_Goal:_
Print the data that follows exactly.

Stored items from a collection
- - -

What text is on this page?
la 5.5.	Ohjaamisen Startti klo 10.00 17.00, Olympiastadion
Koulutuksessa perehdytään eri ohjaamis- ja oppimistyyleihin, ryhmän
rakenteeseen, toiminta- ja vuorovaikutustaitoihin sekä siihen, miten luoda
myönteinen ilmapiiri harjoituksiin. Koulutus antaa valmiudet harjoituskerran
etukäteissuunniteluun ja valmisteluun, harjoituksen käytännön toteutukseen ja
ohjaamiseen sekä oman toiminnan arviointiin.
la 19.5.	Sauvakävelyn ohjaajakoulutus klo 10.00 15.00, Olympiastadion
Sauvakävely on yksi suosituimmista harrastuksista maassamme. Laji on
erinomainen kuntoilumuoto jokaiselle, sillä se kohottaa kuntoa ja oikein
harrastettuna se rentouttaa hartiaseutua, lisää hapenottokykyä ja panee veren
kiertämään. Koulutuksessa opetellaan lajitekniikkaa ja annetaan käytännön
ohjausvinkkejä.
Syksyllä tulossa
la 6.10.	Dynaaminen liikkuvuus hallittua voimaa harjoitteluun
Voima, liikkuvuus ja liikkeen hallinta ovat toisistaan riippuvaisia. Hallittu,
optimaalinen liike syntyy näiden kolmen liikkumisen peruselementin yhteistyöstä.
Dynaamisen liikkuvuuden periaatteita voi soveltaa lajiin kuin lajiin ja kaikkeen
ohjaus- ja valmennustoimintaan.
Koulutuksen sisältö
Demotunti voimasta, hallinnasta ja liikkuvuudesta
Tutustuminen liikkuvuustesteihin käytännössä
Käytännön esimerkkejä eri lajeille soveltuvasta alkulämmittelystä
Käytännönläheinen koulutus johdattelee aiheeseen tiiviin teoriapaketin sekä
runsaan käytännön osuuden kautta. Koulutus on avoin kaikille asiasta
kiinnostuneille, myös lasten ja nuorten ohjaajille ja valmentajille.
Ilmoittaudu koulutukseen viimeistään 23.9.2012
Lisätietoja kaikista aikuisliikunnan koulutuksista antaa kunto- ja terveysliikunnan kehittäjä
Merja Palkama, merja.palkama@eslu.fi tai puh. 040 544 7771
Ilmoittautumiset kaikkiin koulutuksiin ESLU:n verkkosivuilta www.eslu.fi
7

- - -

_Full output:_
What text is on this page?
la 5.5.	Ohjaamisen Startti klo 10.00 17.00, Olympiastadion
Koulutuksessa perehdytään eri ohjaamis- ja oppimistyyleihin, ryhmän
rakenteeseen, toiminta- ja vuorovaikutustaitoihin sekä siihen, miten luoda
myönteinen ilmapiiri harjoituksiin. Koulutus antaa valmiudet harjoituskerran
etukäteissuunniteluun ja valmisteluun, harjoituksen käytännön toteutukseen ja
ohjaamiseen sekä oman toiminnan arviointiin.
la 19.5.	Sauvakävelyn ohjaajakoulutus klo 10.00 15.00, Olympiastadion
Sauvakävely on yksi suosituimmista harrastuksista maassamme. Laji on
erinomainen kuntoilumuoto jokaiselle, sillä se kohottaa kuntoa ja oikein
harrastettuna se rentouttaa hartiaseutua, lisää hapenottokykyä ja panee veren
kiertämään. Koulutuksessa opetellaan lajitekniikkaa ja annetaan käytännön
ohjausvinkkejä.
Syksyllä tulossa
la 6.10.	Dynaaminen liikkuvuus hallittua voimaa harjoitteluun
Voima, liikkuvuus ja liikkeen hallinta ovat toisistaan riippuvaisia. Hallittu,
optimaalinen liike syntyy näiden kolmen liikkumisen peruselementin yhteistyöstä.
Dynaamisen liikkuvuuden periaatteita voi soveltaa lajiin kuin lajiin ja kaikkeen
ohjaus- ja valmennustoimintaan.
Koulutuksen sisältö
Demotunti voimasta, hallinnasta ja liikkuvuudesta
Tutustuminen liikkuvuustesteihin käytännössä
Käytännön esimerkkejä eri lajeille soveltuvasta alkulämmittelystä
Käytännönläheinen koulutus johdattelee aiheeseen tiiviin teoriapaketin sekä
runsaan käytännön osuuden kautta. Koulutus on avoin kaikille asiasta
kiinnostuneille, myös lasten ja nuorten ohjaajille ja valmentajille.
Ilmoittaudu koulutukseen viimeistään 23.9.2012
Lisätietoja kaikista aikuisliikunnan koulutuksista antaa kunto- ja terveysliikunnan kehittäjä
Merja Palkama, merja.palkama@eslu.fi tai puh. 040 544 7771
Ilmoittautumiset kaikkiin koulutuksiin ESLU:n verkkosivuilta www.eslu.fi
7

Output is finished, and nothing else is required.